Records supplied →

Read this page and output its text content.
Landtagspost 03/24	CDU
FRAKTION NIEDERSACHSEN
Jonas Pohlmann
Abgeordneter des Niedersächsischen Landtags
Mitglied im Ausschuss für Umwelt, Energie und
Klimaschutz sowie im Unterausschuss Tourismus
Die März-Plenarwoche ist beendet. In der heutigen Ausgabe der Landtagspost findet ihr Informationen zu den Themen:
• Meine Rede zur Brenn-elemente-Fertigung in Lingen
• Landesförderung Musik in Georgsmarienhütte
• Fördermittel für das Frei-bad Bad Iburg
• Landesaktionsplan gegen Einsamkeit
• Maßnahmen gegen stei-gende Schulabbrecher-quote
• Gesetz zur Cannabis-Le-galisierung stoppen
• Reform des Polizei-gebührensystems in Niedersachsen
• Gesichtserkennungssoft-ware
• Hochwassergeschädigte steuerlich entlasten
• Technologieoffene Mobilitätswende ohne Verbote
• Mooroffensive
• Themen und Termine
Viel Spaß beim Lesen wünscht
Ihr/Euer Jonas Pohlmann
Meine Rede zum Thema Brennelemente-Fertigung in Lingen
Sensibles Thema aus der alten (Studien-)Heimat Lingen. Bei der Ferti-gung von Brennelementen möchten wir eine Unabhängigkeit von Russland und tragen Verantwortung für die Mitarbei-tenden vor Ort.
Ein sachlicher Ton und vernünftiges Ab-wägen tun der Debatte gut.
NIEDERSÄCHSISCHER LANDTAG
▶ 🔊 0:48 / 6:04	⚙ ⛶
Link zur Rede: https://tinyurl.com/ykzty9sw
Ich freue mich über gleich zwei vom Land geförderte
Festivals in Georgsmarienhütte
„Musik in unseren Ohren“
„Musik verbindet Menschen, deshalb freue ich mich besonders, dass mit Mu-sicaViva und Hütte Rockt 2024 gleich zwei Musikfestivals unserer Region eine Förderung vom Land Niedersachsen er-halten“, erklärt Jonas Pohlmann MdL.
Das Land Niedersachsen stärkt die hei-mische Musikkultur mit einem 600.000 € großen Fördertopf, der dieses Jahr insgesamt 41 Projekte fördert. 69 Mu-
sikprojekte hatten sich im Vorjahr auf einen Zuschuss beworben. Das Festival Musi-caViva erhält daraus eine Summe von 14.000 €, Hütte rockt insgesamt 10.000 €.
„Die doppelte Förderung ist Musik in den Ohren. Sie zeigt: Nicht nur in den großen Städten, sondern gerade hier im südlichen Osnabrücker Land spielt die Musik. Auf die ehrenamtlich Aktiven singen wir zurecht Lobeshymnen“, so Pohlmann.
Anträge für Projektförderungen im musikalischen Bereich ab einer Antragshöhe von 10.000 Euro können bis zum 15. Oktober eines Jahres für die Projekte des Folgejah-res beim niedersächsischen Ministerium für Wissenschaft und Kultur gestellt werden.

What this task involves →
Copy out each record from above, exactly.

Exercise result →
Read this page and output its text content.
Landtagspost 03/24	CDU
FRAKTION NIEDERSACHSEN
Jonas Pohlmann
Abgeordneter des Niedersächsischen Landtags
Mitglied im Ausschuss für Umwelt, Energie und
Klimaschutz sowie im Unterausschuss Tourismus
Die März-Plenarwoche ist beendet. In der heutigen Ausgabe der Landtagspost findet ihr Informationen zu den Themen:
• Meine Rede zur Brenn-elemente-Fertigung in Lingen
• Landesförderung Musik in Georgsmarienhütte
• Fördermittel für das Frei-bad Bad Iburg
• Landesaktionsplan gegen Einsamkeit
• Maßnahmen gegen stei-gende Schulabbrecher-quote
• Gesetz zur Cannabis-Le-galisierung stoppen
• Reform des Polizei-gebührensystems in Niedersachsen
• Gesichtserkennungssoft-ware
• Hochwassergeschädigte steuerlich entlasten
• Technologieoffene Mobilitätswende ohne Verbote
• Mooroffensive
• Themen und Termine
Viel Spaß beim Lesen wünscht
Ihr/Euer Jonas Pohlmann
Meine Rede zum Thema Brennelemente-Fertigung in Lingen
Sensibles Thema aus der alten (Studien-)Heimat Lingen. Bei der Ferti-gung von Brennelementen möchten wir eine Unabhängigkeit von Russland und tragen Verantwortung für die Mitarbei-tenden vor Ort.
Ein sachlicher Ton und vernünftiges Ab-wägen tun der Debatte gut.
NIEDERSÄCHSISCHER LANDTAG
▶ 🔊 0:48 / 6:04	⚙ ⛶
Link zur Rede: https://tinyurl.com/ykzty9sw
Ich freue mich über gleich zwei vom Land geförderte
Festivals in Georgsmarienhütte
„Musik in unseren Ohren“
„Musik verbindet Menschen, deshalb freue ich mich besonders, dass mit Mu-sicaViva und Hütte Rockt 2024 gleich zwei Musikfestivals unserer Region eine Förderung vom Land Niedersachsen er-halten“, erklärt Jonas Pohlmann MdL.
Das Land Niedersachsen stärkt die hei-mische Musikkultur mit einem 600.000 € großen Fördertopf, der dieses Jahr insgesamt 41 Projekte fördert. 69 Mu-
sikprojekte hatten sich im Vorjahr auf einen Zuschuss beworben. Das Festival Musi-caViva erhält daraus eine Summe von 14.000 €, Hütte rockt insgesamt 10.000 €.
„Die doppelte Förderung ist Musik in den Ohren. Sie zeigt: Nicht nur in den großen Städten, sondern gerade hier im südlichen Osnabrücker Land spielt die Musik. Auf die ehrenamtlich Aktiven singen wir zurecht Lobeshymnen“, so Pohlmann.
Anträge für Projektförderungen im musikalischen Bereich ab einer Antragshöhe von 10.000 Euro können bis zum 15. Oktober eines Jahres für die Projekte des Folgejah-res beim niedersächsischen Ministerium für Wissenschaft und Kultur gestellt werden.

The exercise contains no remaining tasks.